» Dataset entries on figures
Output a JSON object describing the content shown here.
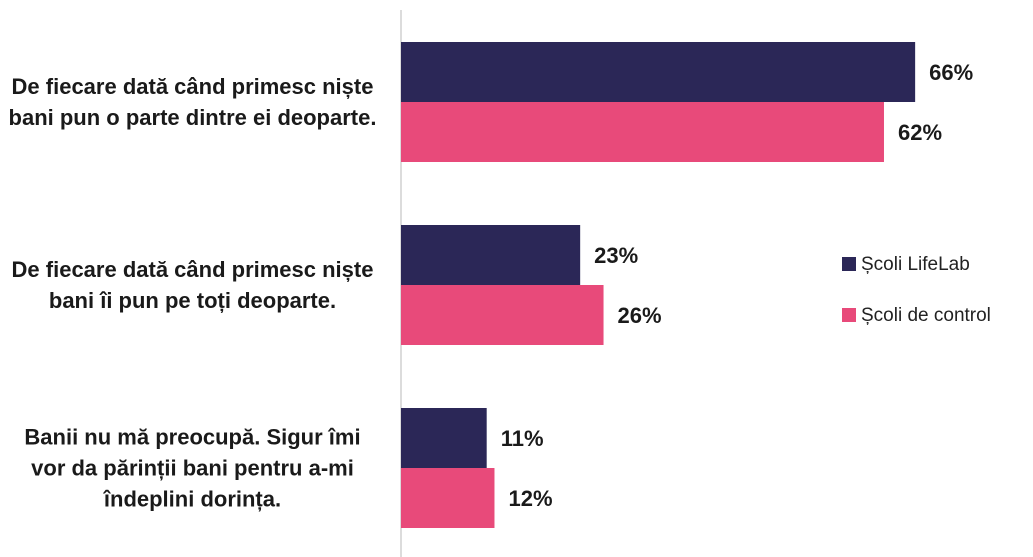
{
  "chart_data": {
    "type": "barh",
    "categories": [
      "De fiecare dată când primesc niște bani pun o parte dintre ei deoparte.",
      "De fiecare dată când primesc niște bani îi pun pe toți deoparte.",
      "Banii nu mă preocupă. Sigur îmi vor da părinții bani pentru a-mi îndeplini dorința."
    ],
    "series": [
      {
        "name": "Școli LifeLab",
        "color": "#2b2757",
        "values": [
          66,
          23,
          11
        ],
        "value_labels": [
          "66%",
          "23%",
          "11%"
        ]
      },
      {
        "name": "Școli de control",
        "color": "#e84a7a",
        "values": [
          62,
          26,
          12
        ],
        "value_labels": [
          "62%",
          "26%",
          "12%"
        ]
      }
    ],
    "legend": "right"
  }
}
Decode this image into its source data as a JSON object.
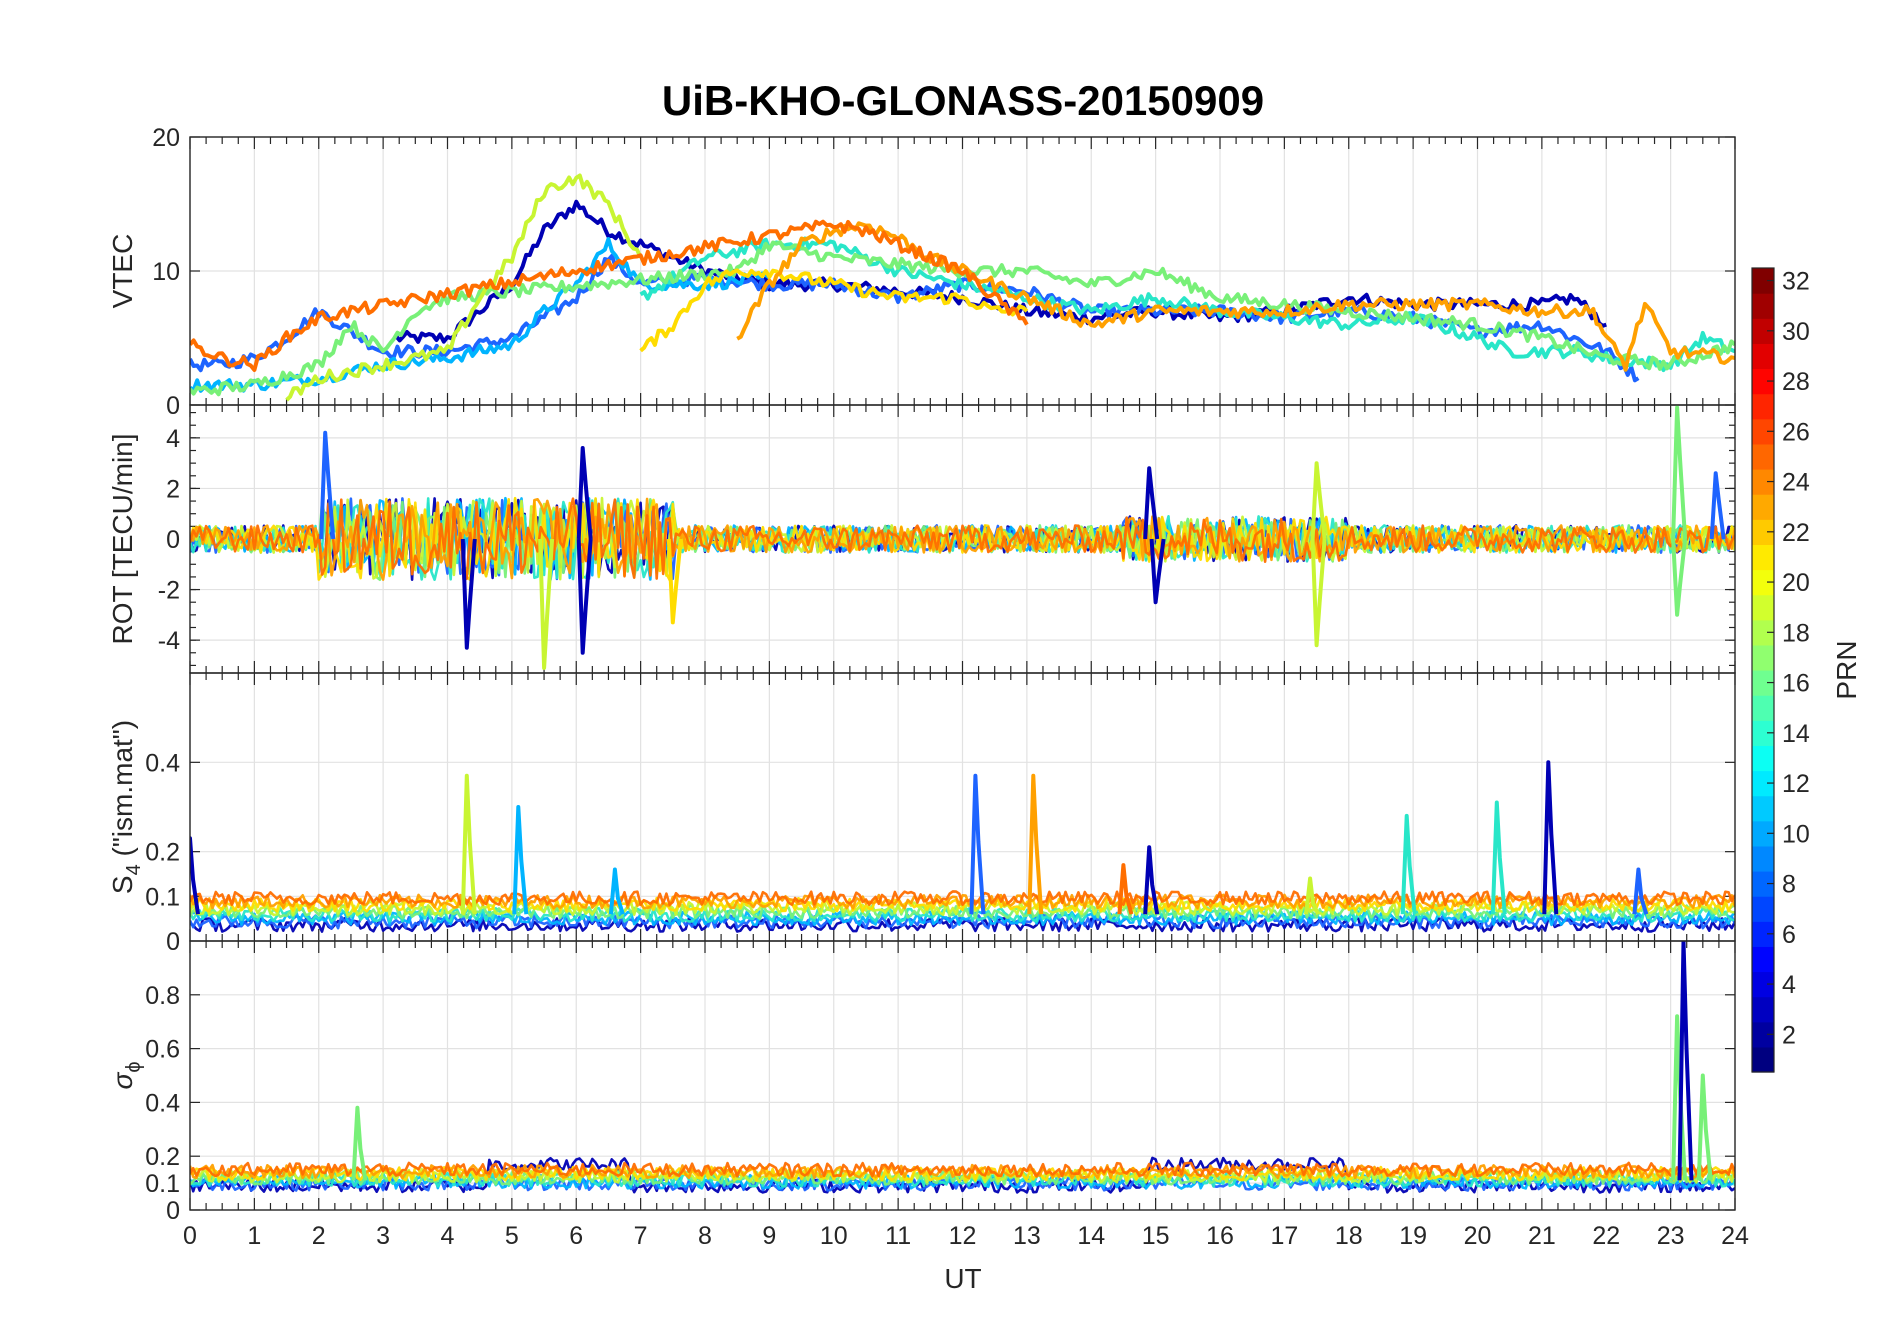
{
  "chart_data": {
    "type": "line",
    "title": "UiB-KHO-GLONASS-20150909",
    "xlabel": "UT",
    "xlim": [
      0,
      24
    ],
    "xticks": [
      "0",
      "1",
      "2",
      "3",
      "4",
      "5",
      "6",
      "7",
      "8",
      "9",
      "10",
      "11",
      "12",
      "13",
      "14",
      "15",
      "16",
      "17",
      "18",
      "19",
      "20",
      "21",
      "22",
      "23",
      "24"
    ],
    "panels": [
      {
        "id": "vtec",
        "ylabel": "VTEC",
        "ylim": [
          0,
          20
        ],
        "yticks": [
          "0",
          "10",
          "20"
        ],
        "series": [
          {
            "name": "PRN 2",
            "color": "#0000b4",
            "x": [
              3.2,
              4.0,
              5.0,
              5.5,
              6.0,
              6.5,
              7.0,
              8.0,
              9.0,
              10.0,
              11.0,
              12.0,
              13.0,
              14.0,
              15.0,
              16.0,
              17.0,
              18.0,
              19.0,
              20.0,
              21.0,
              21.5,
              22.0
            ],
            "y": [
              5,
              5,
              9,
              13,
              15,
              13,
              12,
              10,
              9,
              9,
              8.5,
              8,
              7,
              6.5,
              7,
              6.5,
              7,
              8,
              7.5,
              7.5,
              7.5,
              8,
              6
            ]
          },
          {
            "name": "PRN 6",
            "color": "#1e64ff",
            "x": [
              0,
              0.5,
              1.0,
              1.5,
              2.0,
              2.5,
              3.0,
              4.0,
              5.0,
              6.0,
              6.5,
              7.0,
              8.0,
              9.0,
              10.0,
              11.0,
              12.0,
              13.0,
              14.0,
              15.0,
              16.0,
              17.0,
              18.0,
              19.0,
              20.0,
              21.0,
              22.0,
              22.5
            ],
            "y": [
              3,
              3,
              3.5,
              5,
              7,
              5.5,
              4,
              4,
              5,
              8,
              11,
              9,
              9.5,
              9,
              9,
              8,
              9,
              8.5,
              7,
              7,
              7,
              6.5,
              7,
              6.5,
              5.5,
              6,
              4,
              2
            ],
            "line2": true
          },
          {
            "name": "PRN 10",
            "color": "#00b4ff",
            "x": [
              0,
              1,
              2,
              3,
              4,
              5,
              5.5,
              6.0,
              6.5,
              7.0,
              8.0,
              9.0
            ],
            "y": [
              1.5,
              1.5,
              2,
              3,
              3.5,
              4.5,
              7,
              9,
              12,
              9,
              9,
              9.5
            ]
          },
          {
            "name": "PRN 13",
            "color": "#28e6c8",
            "x": [
              7.0,
              8.0,
              9.0,
              10.0,
              11.0,
              12.0,
              13.0,
              14.0,
              15.0,
              16.0,
              17.0,
              18.0,
              19.0,
              20.0,
              20.5,
              21.5,
              22.0,
              23.0,
              23.5,
              24.0
            ],
            "y": [
              8,
              11,
              12,
              12,
              10,
              9,
              8,
              7,
              8,
              7,
              6.5,
              6,
              6.5,
              5,
              4,
              4,
              3.5,
              3,
              5,
              4
            ]
          },
          {
            "name": "PRN 16",
            "color": "#78f078",
            "x": [
              0,
              1,
              2,
              2.5,
              3.0,
              3.5,
              4.0,
              8.5,
              9.0,
              10.0,
              11.0,
              12.0,
              13.0,
              14.0,
              15.0,
              16.0,
              17.0,
              18.0,
              19.0,
              20.0,
              21.0,
              22.0,
              23.0,
              24.0
            ],
            "y": [
              1,
              1.5,
              3,
              6,
              4,
              7,
              8,
              10,
              12,
              11,
              10.5,
              10,
              10,
              9,
              10,
              8,
              7.5,
              7,
              6.5,
              6,
              5,
              3.5,
              3,
              4.5
            ]
          },
          {
            "name": "PRN 18",
            "color": "#c8f532",
            "x": [
              1.5,
              2.0,
              3.0,
              4.0,
              4.5,
              5.0,
              5.5,
              6.0,
              6.5,
              7.0
            ],
            "y": [
              0.5,
              2,
              3,
              4,
              8,
              11,
              16,
              17,
              15,
              11
            ]
          },
          {
            "name": "PRN 20",
            "color": "#ffdc00",
            "x": [
              7.0,
              7.5,
              8.0,
              8.5,
              9.0,
              10.0,
              11.0,
              12.0,
              12.5,
              13.0
            ],
            "y": [
              4,
              6,
              9,
              10,
              10,
              9,
              8,
              8,
              7,
              7
            ]
          },
          {
            "name": "PRN 23",
            "color": "#ffa000",
            "x": [
              8.5,
              9.0,
              9.5,
              10.0,
              10.5,
              11.0,
              11.5,
              12.0,
              12.5,
              13.0,
              13.5,
              14.0,
              15.0,
              16.0,
              17.0,
              18.0,
              19.0,
              20.0,
              21.0,
              21.8,
              22.0,
              22.3,
              22.6,
              23.0,
              24.0
            ],
            "y": [
              5,
              9,
              12,
              13,
              13.5,
              12.5,
              11,
              10,
              9,
              8,
              7,
              6,
              7,
              7,
              7,
              7.5,
              7.5,
              7.5,
              7,
              7,
              5,
              3,
              7.5,
              4,
              3.5
            ]
          },
          {
            "name": "PRN 24",
            "color": "#ff6e00",
            "x": [
              0,
              0.5,
              1.0,
              1.5,
              2.0,
              2.5,
              10.0,
              10.5,
              11.0,
              11.5,
              12.0,
              12.5,
              13.0
            ],
            "y": [
              4.5,
              3.5,
              3,
              5,
              6.5,
              7,
              13.5,
              13,
              12,
              11,
              10,
              8,
              6
            ]
          }
        ]
      },
      {
        "id": "rot",
        "ylabel": "ROT [TECU/min]",
        "ylim": [
          -5.3,
          5.3
        ],
        "yticks": [
          "-4",
          "-2",
          "0",
          "2",
          "4"
        ],
        "series_note": "noisy rate of TEC for each PRN",
        "spikes": [
          {
            "x": 2.1,
            "y": 4.2,
            "color": "#1e64ff"
          },
          {
            "x": 4.3,
            "y": -4.3,
            "color": "#0000b4"
          },
          {
            "x": 5.5,
            "y": -5.1,
            "color": "#c8f532"
          },
          {
            "x": 6.1,
            "y": -4.5,
            "color": "#0000b4"
          },
          {
            "x": 6.1,
            "y": 3.6,
            "color": "#0000b4"
          },
          {
            "x": 7.5,
            "y": -3.3,
            "color": "#ffdc00"
          },
          {
            "x": 14.9,
            "y": 2.8,
            "color": "#0000b4"
          },
          {
            "x": 15.0,
            "y": -2.5,
            "color": "#0000b4"
          },
          {
            "x": 17.5,
            "y": 3.0,
            "color": "#c8f532"
          },
          {
            "x": 17.5,
            "y": -4.2,
            "color": "#c8f532"
          },
          {
            "x": 23.1,
            "y": 5.2,
            "color": "#78f078"
          },
          {
            "x": 23.1,
            "y": -3.0,
            "color": "#78f078"
          },
          {
            "x": 23.7,
            "y": 2.6,
            "color": "#1e64ff"
          }
        ]
      },
      {
        "id": "s4",
        "ylabel": "S",
        "ylabel_sub": "4",
        "ylabel_rest": " (\"ism.mat\")",
        "ylim": [
          0,
          0.6
        ],
        "yticks": [
          "0.1",
          "0.2",
          "0.4"
        ],
        "spikes": [
          {
            "x": 0.0,
            "y": 0.23,
            "color": "#0000b4"
          },
          {
            "x": 4.3,
            "y": 0.37,
            "color": "#c8f532"
          },
          {
            "x": 5.1,
            "y": 0.3,
            "color": "#00b4ff"
          },
          {
            "x": 6.6,
            "y": 0.16,
            "color": "#00b4ff"
          },
          {
            "x": 12.2,
            "y": 0.37,
            "color": "#1e64ff"
          },
          {
            "x": 13.1,
            "y": 0.37,
            "color": "#ffa000"
          },
          {
            "x": 14.5,
            "y": 0.17,
            "color": "#ff6e00"
          },
          {
            "x": 14.9,
            "y": 0.21,
            "color": "#0000b4"
          },
          {
            "x": 17.4,
            "y": 0.14,
            "color": "#c8f532"
          },
          {
            "x": 18.9,
            "y": 0.28,
            "color": "#28e6c8"
          },
          {
            "x": 20.3,
            "y": 0.31,
            "color": "#28e6c8"
          },
          {
            "x": 21.1,
            "y": 0.4,
            "color": "#0000b4"
          },
          {
            "x": 22.5,
            "y": 0.16,
            "color": "#1e64ff"
          }
        ]
      },
      {
        "id": "sigma",
        "ylabel": "σ",
        "ylabel_sub": "ϕ",
        "ylim": [
          0,
          1
        ],
        "yticks": [
          "0",
          "0.1",
          "0.2",
          "0.4",
          "0.6",
          "0.8"
        ],
        "extra_tick_top": "0",
        "spikes": [
          {
            "x": 2.6,
            "y": 0.38,
            "color": "#78f078"
          },
          {
            "x": 23.1,
            "y": 0.72,
            "color": "#78f078"
          },
          {
            "x": 23.2,
            "y": 1.0,
            "color": "#0000b4"
          },
          {
            "x": 23.5,
            "y": 0.5,
            "color": "#78f078"
          }
        ]
      }
    ],
    "colorbar": {
      "label": "PRN",
      "range": [
        1,
        32
      ],
      "ticks": [
        "2",
        "4",
        "6",
        "8",
        "10",
        "12",
        "14",
        "16",
        "18",
        "20",
        "22",
        "24",
        "26",
        "28",
        "30",
        "32"
      ]
    }
  }
}
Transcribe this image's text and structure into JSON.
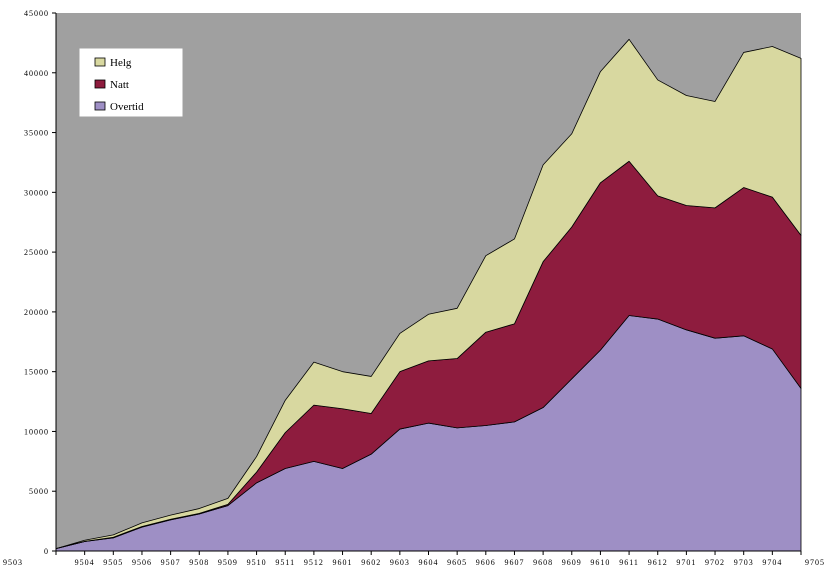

» The exercise
Filter the data for the string "fiecare" and copy every line that has it.

» Written reply
      "De fiecare dată când primesc niște bani pun o parte dintre ei deoparte.",
      "De fiecare dată când primesc niște bani îi pun pe toți deoparte.",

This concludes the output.